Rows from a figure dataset
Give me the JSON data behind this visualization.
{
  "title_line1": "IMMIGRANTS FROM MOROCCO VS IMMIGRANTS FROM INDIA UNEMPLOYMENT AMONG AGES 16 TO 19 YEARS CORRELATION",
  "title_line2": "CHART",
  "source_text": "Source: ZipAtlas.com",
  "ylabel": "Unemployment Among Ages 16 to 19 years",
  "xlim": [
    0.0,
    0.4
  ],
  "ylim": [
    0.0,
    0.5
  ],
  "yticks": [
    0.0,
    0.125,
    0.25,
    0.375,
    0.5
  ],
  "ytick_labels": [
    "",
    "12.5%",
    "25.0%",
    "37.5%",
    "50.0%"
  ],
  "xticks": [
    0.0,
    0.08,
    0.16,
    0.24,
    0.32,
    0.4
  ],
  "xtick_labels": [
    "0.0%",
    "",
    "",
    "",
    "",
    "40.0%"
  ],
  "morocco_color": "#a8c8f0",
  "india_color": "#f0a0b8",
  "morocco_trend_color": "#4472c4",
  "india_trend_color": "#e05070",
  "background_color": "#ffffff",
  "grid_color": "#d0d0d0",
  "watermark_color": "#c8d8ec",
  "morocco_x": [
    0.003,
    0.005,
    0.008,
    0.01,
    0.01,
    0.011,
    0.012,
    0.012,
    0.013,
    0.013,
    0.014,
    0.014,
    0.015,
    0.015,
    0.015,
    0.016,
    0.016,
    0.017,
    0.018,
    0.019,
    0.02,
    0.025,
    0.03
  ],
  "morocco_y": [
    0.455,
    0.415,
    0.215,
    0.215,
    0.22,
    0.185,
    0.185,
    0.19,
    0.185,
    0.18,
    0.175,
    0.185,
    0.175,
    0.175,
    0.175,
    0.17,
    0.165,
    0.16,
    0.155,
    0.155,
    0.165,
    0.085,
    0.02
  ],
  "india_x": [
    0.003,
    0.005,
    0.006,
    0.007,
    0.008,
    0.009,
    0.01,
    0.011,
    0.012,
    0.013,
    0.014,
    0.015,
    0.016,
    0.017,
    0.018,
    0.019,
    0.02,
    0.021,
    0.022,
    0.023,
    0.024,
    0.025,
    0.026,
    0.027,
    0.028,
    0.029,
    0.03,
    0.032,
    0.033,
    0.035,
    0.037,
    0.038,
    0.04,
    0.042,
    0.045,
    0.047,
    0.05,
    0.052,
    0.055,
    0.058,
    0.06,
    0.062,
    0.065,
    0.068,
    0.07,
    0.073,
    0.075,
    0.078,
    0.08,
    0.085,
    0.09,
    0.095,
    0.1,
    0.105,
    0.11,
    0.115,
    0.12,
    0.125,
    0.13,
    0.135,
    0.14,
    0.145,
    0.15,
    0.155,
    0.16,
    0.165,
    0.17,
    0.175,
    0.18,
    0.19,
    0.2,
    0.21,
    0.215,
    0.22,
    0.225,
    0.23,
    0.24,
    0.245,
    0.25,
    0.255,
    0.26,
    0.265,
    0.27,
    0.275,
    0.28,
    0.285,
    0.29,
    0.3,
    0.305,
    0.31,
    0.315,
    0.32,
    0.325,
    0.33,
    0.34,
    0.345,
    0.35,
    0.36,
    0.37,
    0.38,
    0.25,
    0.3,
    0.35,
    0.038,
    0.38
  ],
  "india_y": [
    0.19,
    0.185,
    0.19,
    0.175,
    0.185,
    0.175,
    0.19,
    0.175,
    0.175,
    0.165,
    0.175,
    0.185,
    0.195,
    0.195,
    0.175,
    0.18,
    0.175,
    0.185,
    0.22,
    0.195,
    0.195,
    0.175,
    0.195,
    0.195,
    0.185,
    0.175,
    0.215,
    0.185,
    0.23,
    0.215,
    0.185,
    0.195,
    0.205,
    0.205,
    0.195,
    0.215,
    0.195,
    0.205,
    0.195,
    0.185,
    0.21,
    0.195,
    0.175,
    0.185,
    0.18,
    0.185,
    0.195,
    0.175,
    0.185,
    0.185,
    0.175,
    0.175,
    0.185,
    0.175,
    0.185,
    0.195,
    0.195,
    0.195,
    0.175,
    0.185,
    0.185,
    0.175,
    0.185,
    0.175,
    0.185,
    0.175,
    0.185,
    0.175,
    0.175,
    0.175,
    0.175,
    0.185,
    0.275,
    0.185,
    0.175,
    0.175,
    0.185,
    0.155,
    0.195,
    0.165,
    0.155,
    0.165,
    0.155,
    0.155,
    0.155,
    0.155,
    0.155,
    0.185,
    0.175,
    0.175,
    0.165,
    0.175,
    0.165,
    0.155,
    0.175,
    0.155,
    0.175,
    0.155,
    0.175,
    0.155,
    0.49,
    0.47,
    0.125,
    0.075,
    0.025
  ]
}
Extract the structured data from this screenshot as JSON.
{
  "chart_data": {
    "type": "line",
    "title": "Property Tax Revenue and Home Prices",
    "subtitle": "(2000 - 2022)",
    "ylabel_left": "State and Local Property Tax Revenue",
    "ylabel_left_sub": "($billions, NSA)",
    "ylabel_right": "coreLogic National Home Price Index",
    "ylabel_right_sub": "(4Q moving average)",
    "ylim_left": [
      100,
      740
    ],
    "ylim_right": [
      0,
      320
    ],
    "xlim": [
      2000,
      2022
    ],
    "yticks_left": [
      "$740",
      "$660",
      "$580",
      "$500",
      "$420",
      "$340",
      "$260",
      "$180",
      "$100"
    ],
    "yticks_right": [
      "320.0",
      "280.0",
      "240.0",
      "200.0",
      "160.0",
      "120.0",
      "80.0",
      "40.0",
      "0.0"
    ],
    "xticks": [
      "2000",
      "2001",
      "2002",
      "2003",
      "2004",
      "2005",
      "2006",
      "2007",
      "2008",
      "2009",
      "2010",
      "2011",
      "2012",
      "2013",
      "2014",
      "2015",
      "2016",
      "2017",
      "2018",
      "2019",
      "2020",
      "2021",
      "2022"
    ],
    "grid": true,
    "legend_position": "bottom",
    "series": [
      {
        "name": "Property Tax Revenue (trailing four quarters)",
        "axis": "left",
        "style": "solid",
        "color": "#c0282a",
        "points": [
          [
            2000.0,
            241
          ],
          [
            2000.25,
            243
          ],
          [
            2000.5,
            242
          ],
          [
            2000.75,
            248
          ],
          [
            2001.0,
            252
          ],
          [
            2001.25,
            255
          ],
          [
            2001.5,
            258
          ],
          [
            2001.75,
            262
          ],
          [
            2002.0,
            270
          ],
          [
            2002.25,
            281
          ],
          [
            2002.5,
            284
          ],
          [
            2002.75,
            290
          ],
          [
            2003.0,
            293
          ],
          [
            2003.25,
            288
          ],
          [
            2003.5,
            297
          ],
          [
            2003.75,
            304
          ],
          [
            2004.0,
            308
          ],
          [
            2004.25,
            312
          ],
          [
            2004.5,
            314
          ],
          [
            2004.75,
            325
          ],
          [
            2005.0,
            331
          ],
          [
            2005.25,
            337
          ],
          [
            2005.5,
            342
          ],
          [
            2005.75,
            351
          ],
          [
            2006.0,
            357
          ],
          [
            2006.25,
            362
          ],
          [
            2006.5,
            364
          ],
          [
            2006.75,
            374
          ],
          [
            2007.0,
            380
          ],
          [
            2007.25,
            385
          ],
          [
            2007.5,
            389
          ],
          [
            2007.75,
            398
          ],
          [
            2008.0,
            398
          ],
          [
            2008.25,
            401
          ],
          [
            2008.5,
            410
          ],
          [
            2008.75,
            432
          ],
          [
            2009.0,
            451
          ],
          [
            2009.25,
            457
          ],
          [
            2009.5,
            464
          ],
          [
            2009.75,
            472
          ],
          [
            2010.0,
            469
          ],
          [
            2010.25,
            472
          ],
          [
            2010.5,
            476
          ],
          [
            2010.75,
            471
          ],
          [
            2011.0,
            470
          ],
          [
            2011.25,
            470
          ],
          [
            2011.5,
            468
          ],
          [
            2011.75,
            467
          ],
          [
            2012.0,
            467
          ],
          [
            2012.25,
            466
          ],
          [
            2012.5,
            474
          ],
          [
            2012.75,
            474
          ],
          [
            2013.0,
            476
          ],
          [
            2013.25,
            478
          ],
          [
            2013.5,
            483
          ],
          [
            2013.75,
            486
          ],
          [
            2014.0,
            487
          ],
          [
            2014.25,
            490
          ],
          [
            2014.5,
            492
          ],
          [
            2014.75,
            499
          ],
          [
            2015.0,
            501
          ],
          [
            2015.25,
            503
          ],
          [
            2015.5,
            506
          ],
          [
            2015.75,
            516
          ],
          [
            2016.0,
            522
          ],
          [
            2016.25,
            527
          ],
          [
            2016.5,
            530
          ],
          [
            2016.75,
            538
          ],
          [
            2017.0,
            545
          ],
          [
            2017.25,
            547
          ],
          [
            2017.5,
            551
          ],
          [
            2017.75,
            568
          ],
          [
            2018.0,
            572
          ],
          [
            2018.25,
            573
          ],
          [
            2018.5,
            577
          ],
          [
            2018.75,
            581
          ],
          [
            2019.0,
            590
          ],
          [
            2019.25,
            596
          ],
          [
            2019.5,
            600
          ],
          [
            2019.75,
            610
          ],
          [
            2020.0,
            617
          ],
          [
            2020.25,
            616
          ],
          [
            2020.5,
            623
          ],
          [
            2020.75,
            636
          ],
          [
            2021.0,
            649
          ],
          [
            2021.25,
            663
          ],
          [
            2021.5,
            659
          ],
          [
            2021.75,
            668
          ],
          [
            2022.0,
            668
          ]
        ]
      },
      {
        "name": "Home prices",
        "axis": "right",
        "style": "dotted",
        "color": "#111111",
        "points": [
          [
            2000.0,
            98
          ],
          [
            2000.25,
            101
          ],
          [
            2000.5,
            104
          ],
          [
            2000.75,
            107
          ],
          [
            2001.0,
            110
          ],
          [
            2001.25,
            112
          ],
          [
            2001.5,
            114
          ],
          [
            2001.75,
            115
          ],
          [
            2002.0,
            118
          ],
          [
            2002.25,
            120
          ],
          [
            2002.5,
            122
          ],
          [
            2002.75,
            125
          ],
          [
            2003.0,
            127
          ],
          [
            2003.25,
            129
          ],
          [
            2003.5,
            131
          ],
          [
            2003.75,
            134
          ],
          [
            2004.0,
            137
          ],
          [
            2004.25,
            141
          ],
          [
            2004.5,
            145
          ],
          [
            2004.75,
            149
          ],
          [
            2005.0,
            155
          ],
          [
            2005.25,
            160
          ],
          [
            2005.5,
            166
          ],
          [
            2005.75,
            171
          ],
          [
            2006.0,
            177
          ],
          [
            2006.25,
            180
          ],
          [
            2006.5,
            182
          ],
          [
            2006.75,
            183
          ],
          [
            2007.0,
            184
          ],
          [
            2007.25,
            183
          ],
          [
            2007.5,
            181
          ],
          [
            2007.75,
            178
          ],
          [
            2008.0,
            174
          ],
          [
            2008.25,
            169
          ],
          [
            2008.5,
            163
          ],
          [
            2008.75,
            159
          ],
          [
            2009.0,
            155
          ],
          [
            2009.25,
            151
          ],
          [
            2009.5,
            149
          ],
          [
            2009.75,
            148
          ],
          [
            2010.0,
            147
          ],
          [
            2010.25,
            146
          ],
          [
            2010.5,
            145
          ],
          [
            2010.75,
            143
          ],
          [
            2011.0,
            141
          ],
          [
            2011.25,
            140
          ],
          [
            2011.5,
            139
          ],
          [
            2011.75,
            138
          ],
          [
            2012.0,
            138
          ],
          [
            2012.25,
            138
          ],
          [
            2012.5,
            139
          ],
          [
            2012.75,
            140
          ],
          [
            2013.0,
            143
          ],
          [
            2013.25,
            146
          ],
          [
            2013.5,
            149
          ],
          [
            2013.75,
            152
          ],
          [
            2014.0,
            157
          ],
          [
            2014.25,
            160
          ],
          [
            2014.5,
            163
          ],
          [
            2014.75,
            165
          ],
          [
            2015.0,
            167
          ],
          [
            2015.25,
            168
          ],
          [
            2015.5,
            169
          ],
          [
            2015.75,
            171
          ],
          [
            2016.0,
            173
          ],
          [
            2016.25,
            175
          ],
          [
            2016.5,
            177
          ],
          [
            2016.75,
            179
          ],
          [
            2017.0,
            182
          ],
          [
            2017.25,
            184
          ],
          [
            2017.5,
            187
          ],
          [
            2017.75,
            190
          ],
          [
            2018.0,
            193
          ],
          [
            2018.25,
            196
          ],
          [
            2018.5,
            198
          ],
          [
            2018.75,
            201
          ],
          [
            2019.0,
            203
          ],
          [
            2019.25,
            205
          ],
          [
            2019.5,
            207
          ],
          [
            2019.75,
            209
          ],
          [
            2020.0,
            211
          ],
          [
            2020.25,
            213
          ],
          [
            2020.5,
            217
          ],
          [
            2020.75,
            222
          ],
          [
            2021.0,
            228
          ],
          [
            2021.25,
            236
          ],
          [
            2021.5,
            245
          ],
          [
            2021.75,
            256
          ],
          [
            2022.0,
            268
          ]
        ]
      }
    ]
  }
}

**WHAT IS ASKED**
For each line above that contains the word "JSON", copy that line.

**FINISHED EXERCISE**
Give me the JSON data behind this visualization.
Extract the structured data from this screenshot as JSON.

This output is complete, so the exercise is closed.